> PROBLEM STATEMENT
Search the data below for "display"; list each line that holds it.

★ ★ ★

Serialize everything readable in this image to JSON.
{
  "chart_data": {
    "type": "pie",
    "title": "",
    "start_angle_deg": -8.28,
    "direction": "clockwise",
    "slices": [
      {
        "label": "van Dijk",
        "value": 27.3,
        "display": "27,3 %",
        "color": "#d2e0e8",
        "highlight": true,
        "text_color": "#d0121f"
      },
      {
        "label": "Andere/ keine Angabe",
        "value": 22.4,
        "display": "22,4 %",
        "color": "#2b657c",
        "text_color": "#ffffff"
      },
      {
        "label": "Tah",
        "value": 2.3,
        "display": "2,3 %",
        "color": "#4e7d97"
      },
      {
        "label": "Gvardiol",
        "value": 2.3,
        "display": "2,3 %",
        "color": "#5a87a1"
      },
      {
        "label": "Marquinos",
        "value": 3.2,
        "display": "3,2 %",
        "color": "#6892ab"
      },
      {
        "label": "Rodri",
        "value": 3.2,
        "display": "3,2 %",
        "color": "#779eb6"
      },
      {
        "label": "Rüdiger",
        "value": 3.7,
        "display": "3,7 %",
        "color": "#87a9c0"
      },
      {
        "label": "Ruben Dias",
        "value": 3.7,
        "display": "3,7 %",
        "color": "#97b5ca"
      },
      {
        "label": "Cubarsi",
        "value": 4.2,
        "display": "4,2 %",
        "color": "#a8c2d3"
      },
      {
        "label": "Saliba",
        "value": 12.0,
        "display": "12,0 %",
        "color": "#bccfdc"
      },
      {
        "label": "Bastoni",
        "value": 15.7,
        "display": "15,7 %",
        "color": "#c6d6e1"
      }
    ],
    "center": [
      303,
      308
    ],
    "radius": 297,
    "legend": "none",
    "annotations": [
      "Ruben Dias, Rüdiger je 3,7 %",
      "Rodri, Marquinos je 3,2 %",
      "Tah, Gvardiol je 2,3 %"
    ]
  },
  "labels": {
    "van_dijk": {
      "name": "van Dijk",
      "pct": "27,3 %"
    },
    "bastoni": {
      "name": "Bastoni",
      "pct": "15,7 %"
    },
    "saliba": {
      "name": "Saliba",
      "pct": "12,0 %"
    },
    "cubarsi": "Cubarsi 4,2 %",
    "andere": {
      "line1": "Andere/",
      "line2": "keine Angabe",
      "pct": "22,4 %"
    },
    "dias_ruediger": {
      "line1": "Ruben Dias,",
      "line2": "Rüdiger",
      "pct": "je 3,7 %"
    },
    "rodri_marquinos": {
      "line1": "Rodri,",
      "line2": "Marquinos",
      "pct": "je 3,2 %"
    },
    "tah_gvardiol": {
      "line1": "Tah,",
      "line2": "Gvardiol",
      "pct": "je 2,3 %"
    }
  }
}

★ ★ ★

> ANSWER TO THIS PROBLEM
        "display": "27,3 %",
        "display": "22,4 %",
        "display": "2,3 %",
        "display": "2,3 %",
        "display": "3,2 %",
        "display": "3,2 %",
        "display": "3,7 %",
        "display": "3,7 %",
        "display": "4,2 %",
        "display": "12,0 %",
        "display": "15,7 %",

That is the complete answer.